**Directive**
Output the listing verbatim, from its first line through the line containing "379, 642, 393]".

**Data shown**
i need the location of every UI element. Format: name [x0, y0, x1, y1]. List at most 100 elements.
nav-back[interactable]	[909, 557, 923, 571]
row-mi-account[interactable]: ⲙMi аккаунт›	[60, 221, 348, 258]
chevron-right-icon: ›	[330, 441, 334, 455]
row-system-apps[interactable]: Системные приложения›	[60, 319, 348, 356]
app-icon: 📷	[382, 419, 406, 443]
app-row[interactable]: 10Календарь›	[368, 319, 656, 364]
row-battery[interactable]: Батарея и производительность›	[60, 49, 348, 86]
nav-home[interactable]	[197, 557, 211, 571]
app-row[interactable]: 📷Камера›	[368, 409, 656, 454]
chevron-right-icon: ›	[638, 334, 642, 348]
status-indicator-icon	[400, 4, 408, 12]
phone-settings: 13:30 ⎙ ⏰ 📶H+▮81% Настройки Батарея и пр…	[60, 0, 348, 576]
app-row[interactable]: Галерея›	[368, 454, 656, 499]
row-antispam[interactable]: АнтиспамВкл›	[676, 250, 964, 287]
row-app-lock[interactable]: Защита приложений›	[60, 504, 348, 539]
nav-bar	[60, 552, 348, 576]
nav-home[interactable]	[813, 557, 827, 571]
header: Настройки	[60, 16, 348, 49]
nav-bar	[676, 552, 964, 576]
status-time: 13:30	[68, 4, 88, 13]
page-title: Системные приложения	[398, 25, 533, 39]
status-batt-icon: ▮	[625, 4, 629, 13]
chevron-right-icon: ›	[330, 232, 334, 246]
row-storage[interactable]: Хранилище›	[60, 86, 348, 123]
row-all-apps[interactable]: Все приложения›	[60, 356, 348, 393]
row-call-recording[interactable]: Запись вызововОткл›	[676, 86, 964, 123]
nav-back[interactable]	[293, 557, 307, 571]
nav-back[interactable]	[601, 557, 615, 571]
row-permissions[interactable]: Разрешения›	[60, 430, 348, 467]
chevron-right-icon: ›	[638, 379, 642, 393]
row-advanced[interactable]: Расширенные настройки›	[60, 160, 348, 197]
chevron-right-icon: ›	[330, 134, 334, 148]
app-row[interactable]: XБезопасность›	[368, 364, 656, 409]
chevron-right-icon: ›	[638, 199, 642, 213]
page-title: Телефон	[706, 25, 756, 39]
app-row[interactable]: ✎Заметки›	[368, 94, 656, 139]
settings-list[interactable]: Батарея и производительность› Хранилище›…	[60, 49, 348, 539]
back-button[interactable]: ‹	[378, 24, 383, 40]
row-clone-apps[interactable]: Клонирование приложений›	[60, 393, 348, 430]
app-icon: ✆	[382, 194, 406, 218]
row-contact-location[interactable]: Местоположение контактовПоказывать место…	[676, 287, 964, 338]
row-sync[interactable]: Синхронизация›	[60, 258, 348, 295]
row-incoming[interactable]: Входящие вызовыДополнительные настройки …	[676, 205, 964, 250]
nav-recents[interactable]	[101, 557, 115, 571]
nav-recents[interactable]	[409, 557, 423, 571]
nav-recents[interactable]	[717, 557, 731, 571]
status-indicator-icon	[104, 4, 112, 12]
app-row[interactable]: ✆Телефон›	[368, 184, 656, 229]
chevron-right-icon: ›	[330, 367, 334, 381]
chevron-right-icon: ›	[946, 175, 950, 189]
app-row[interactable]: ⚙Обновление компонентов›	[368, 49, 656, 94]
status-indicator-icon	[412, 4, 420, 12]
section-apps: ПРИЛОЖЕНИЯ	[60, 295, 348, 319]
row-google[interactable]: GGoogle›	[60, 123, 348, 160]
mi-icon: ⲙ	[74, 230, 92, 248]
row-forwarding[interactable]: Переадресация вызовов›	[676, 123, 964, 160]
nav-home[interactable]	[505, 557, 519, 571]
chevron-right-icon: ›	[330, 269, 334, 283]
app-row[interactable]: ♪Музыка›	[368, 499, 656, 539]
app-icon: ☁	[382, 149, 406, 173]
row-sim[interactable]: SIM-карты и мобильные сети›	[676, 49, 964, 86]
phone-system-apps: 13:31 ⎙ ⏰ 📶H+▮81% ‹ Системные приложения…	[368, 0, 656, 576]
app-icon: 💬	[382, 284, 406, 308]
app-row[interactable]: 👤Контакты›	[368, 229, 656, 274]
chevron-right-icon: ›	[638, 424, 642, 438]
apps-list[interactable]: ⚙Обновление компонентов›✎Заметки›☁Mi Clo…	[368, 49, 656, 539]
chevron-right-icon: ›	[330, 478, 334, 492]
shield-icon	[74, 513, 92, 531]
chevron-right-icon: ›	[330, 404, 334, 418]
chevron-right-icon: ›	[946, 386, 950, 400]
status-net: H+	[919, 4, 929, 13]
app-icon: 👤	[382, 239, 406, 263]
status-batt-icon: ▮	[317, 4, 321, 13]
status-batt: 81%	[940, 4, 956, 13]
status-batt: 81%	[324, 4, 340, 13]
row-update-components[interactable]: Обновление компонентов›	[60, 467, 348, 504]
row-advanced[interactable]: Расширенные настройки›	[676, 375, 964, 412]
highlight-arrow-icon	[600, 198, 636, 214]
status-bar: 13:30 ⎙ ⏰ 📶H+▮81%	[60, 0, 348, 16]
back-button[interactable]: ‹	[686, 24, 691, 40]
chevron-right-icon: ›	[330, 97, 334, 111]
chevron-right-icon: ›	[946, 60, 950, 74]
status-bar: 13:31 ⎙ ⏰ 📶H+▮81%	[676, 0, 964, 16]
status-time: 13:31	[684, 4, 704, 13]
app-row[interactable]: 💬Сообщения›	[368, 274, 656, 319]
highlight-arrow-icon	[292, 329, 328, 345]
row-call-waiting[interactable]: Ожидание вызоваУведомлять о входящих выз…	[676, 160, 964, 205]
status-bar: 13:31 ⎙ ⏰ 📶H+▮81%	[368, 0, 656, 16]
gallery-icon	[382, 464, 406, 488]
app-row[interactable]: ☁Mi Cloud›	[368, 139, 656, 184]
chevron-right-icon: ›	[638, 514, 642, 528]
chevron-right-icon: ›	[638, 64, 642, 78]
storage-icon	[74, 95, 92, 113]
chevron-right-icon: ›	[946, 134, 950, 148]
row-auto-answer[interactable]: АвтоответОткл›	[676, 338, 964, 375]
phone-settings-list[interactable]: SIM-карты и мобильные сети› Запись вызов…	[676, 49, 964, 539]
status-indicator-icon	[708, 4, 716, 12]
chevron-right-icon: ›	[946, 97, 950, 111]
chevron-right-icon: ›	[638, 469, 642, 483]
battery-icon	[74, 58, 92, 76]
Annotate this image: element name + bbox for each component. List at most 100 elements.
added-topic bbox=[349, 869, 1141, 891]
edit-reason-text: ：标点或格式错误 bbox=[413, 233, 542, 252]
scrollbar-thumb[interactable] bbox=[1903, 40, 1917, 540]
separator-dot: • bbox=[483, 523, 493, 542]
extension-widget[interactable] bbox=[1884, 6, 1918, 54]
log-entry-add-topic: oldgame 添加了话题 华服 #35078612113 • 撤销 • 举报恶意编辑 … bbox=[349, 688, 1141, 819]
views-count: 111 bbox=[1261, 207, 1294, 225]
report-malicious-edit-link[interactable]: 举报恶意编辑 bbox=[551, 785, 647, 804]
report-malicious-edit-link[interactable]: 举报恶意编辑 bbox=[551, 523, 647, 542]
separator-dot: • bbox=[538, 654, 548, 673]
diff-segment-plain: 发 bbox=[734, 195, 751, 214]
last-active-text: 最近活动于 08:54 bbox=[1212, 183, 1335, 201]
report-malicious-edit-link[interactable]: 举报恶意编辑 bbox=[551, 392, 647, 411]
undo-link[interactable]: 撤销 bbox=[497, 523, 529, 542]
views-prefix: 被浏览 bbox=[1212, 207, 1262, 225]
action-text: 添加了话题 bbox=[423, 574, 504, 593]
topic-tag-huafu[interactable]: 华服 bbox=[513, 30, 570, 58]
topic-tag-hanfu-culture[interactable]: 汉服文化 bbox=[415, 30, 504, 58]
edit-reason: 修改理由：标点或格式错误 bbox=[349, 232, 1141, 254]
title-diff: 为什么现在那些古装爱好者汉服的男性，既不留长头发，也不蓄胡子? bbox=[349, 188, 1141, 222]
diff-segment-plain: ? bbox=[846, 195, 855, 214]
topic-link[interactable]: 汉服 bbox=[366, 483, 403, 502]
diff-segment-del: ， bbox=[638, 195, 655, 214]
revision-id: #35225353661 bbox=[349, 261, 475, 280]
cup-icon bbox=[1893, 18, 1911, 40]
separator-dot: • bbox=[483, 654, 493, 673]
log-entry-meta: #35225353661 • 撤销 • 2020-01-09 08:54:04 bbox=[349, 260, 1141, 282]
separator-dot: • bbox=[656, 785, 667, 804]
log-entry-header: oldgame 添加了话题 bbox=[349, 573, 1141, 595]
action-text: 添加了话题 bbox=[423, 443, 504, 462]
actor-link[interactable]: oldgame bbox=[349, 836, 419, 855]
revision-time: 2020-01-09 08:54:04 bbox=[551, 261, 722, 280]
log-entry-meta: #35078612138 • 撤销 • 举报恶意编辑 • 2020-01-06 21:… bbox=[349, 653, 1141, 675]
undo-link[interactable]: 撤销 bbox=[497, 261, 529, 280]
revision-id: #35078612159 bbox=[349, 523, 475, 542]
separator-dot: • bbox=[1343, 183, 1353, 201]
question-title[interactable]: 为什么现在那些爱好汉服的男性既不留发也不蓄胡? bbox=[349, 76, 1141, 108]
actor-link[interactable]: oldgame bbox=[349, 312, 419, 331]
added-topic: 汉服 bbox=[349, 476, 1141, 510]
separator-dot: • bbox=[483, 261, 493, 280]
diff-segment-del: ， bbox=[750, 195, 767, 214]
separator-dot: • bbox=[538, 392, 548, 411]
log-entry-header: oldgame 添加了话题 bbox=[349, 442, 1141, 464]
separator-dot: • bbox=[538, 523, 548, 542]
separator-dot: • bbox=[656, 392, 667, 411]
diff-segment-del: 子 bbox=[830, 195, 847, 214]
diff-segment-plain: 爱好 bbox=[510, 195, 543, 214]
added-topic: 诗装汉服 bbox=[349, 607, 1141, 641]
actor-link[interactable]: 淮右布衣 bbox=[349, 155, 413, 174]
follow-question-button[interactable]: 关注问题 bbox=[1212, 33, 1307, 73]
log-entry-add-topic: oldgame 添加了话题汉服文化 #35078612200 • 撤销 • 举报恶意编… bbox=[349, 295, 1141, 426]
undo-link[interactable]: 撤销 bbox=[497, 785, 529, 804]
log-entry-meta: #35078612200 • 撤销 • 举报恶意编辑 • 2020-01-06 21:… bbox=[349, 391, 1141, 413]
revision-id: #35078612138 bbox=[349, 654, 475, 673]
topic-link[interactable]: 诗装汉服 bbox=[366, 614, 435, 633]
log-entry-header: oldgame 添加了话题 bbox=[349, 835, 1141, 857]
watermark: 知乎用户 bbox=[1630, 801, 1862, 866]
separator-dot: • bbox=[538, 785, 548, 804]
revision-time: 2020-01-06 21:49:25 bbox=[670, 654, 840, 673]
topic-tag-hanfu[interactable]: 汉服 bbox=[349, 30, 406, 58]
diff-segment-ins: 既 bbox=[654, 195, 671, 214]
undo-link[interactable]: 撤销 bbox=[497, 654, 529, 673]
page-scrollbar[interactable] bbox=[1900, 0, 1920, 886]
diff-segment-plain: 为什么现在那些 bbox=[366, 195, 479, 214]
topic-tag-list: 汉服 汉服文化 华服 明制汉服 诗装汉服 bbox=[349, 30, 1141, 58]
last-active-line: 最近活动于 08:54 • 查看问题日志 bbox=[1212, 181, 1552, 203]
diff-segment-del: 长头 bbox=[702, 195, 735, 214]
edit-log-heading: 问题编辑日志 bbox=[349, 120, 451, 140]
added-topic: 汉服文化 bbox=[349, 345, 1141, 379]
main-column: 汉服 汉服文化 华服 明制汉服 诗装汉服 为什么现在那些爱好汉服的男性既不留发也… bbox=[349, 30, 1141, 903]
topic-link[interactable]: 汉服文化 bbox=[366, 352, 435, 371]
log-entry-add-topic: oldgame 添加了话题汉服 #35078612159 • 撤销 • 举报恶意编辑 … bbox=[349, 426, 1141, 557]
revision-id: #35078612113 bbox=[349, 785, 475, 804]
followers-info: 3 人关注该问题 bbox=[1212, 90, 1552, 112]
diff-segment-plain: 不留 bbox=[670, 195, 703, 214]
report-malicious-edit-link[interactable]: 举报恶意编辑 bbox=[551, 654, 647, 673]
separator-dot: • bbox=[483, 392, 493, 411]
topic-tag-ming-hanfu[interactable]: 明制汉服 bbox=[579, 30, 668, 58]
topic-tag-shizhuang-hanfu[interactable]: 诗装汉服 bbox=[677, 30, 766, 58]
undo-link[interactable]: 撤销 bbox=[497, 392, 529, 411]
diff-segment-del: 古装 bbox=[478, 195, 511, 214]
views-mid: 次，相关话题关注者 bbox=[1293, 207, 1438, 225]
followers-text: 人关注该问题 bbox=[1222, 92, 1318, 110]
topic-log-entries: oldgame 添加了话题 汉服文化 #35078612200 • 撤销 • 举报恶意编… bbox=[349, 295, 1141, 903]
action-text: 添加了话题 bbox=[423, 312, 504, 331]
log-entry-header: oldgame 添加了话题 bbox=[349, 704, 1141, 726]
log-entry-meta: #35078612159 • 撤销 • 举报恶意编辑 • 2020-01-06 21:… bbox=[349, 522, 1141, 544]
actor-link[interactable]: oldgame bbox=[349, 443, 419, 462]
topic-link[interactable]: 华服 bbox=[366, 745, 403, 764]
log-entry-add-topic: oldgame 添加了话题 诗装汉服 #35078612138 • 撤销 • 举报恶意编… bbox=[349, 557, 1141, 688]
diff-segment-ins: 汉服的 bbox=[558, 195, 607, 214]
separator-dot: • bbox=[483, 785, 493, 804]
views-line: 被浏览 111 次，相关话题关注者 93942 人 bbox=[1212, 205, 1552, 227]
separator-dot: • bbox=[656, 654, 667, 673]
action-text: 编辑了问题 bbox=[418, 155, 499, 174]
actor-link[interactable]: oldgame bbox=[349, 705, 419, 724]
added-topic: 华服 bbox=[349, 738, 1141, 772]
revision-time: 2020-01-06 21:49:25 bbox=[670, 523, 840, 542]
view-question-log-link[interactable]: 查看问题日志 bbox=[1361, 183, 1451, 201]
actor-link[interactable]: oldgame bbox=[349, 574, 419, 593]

**Reply to the exercise**
i need the location of every UI element. Format: name [x0, y0, x1, y1]. List at most 100 elements.
nav-back[interactable]	[909, 557, 923, 571]
row-mi-account[interactable]: ⲙMi аккаунт›	[60, 221, 348, 258]
chevron-right-icon: ›	[330, 441, 334, 455]
row-system-apps[interactable]: Системные приложения›	[60, 319, 348, 356]
app-icon: 📷	[382, 419, 406, 443]
app-row[interactable]: 10Календарь›	[368, 319, 656, 364]
row-battery[interactable]: Батарея и производительность›	[60, 49, 348, 86]
nav-home[interactable]	[197, 557, 211, 571]
app-row[interactable]: 📷Камера›	[368, 409, 656, 454]
chevron-right-icon: ›	[638, 334, 642, 348]
status-indicator-icon	[400, 4, 408, 12]
phone-settings: 13:30 ⎙ ⏰ 📶H+▮81% Настройки Батарея и пр…	[60, 0, 348, 576]
app-row[interactable]: Галерея›	[368, 454, 656, 499]
row-antispam[interactable]: АнтиспамВкл›	[676, 250, 964, 287]
row-app-lock[interactable]: Защита приложений›	[60, 504, 348, 539]
nav-bar	[60, 552, 348, 576]
nav-home[interactable]	[813, 557, 827, 571]
header: Настройки	[60, 16, 348, 49]
nav-bar	[676, 552, 964, 576]
status-time: 13:30	[68, 4, 88, 13]
page-title: Системные приложения	[398, 25, 533, 39]
status-batt-icon: ▮	[625, 4, 629, 13]
chevron-right-icon: ›	[330, 232, 334, 246]
row-storage[interactable]: Хранилище›	[60, 86, 348, 123]
row-all-apps[interactable]: Все приложения›	[60, 356, 348, 393]
row-call-recording[interactable]: Запись вызововОткл›	[676, 86, 964, 123]
nav-back[interactable]	[293, 557, 307, 571]
nav-back[interactable]	[601, 557, 615, 571]
row-permissions[interactable]: Разрешения›	[60, 430, 348, 467]
chevron-right-icon: ›	[638, 379, 642, 393]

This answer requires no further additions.